**EXCERPT TO READ**
◆ ◆ ◆

Here are some examples of extracts from authentic texts where I suggest it’s impossible to infer the meaning.
a)But as Professor Weeks points out, those characteristics are dangerously elastic: an "adventurous" company that fails suddenly becomes a "XXXXXX" company; a "bureaucratic" company that succeeds is seen as "disciplined".
b) The British talent for self-deprecation is well known; disciplined Japanese companies and XXXXXXXXX Americans may not appreciate the subtleties of the issue, he says.
c) To people who have just joined Nutzwerk, the friendly atmosphere is XXXXXXX.
If you want to check that there's really no extra informatiopn in the text that helps comprehension, you'll find extracts a and b here, and extract c here.
You can probably work out from the sentence structure that they are all adjectives – and that in the first example that it’s probably disparaging, but I suspect that’s as far as you can get. Of course, you can easily fill in the gap with a word that fits – for example in the last extract stimulating would be fine. But that doesn’t mean that that’s the correct meaning. It could just as easily be disconcerting, which changes the meaning completely.

◆ ◆ ◆

**WHAT YOU WILL DO**
How would you extend the piece on inferring word meanings from context, starting after its final sentence?

◆ ◆ ◆

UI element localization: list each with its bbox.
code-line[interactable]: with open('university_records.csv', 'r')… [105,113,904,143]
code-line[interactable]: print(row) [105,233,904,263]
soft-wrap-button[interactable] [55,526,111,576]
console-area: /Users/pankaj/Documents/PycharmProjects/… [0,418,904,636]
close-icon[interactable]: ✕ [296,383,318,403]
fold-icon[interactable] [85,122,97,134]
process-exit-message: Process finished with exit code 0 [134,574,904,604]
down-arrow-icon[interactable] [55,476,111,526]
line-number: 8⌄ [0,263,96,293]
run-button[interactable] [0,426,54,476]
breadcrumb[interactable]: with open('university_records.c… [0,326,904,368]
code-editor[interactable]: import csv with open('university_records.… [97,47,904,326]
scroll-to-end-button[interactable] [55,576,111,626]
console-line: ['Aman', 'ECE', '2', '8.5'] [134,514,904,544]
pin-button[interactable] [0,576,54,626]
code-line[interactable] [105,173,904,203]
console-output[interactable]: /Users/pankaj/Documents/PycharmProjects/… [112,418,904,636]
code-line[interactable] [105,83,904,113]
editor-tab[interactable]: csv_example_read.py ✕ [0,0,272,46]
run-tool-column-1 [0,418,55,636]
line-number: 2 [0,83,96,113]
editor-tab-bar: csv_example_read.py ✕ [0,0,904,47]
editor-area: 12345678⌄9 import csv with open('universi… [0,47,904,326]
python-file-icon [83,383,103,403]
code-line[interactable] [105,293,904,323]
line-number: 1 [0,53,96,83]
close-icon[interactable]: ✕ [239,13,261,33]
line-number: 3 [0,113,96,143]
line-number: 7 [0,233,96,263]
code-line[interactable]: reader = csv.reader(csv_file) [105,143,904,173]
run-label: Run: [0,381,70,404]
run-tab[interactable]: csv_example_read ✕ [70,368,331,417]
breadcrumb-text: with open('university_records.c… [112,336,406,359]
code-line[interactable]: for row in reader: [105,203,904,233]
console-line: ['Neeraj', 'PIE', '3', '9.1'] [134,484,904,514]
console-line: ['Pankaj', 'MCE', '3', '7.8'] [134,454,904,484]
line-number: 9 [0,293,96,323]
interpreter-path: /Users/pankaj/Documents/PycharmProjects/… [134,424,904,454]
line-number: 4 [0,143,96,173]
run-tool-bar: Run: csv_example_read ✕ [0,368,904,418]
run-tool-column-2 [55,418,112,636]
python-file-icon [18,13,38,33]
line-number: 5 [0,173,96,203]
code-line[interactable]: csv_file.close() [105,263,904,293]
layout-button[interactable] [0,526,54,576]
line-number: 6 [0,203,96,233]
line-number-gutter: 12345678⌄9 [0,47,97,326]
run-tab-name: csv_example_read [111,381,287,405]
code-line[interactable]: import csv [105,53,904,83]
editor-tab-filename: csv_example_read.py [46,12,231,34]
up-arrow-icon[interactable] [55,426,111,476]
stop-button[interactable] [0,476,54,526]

◆ ◆ ◆

**TASK ANSWER**
So when you’re analysing a text prior to using it in the classroom, that’s your first question : of the words which the students are unlikely to know, which are and which aren’t inferable? Once you’ve decided which aren’t, you then have to decide what to do with them.
Your answer will probably depend on another question : how important is the word for an overall understanding of the writer’s meaning? In example b for example it probably isn’t. You can understand the writer’s point without knowing exactly what he thinks of Americans. But in example c it’s much more important. Because both derogatory and positive adjectives would fit, it’s not possible to understand what the writer is trying to say without understanding the word.
This type of word – unknown, uninferable but important to the text needs to be dealt with in a different way, which we’ll look at in the continuation of this post tomorrow - and I’ll also tell you what bonxies really are :)
Click here for Part Two of this article .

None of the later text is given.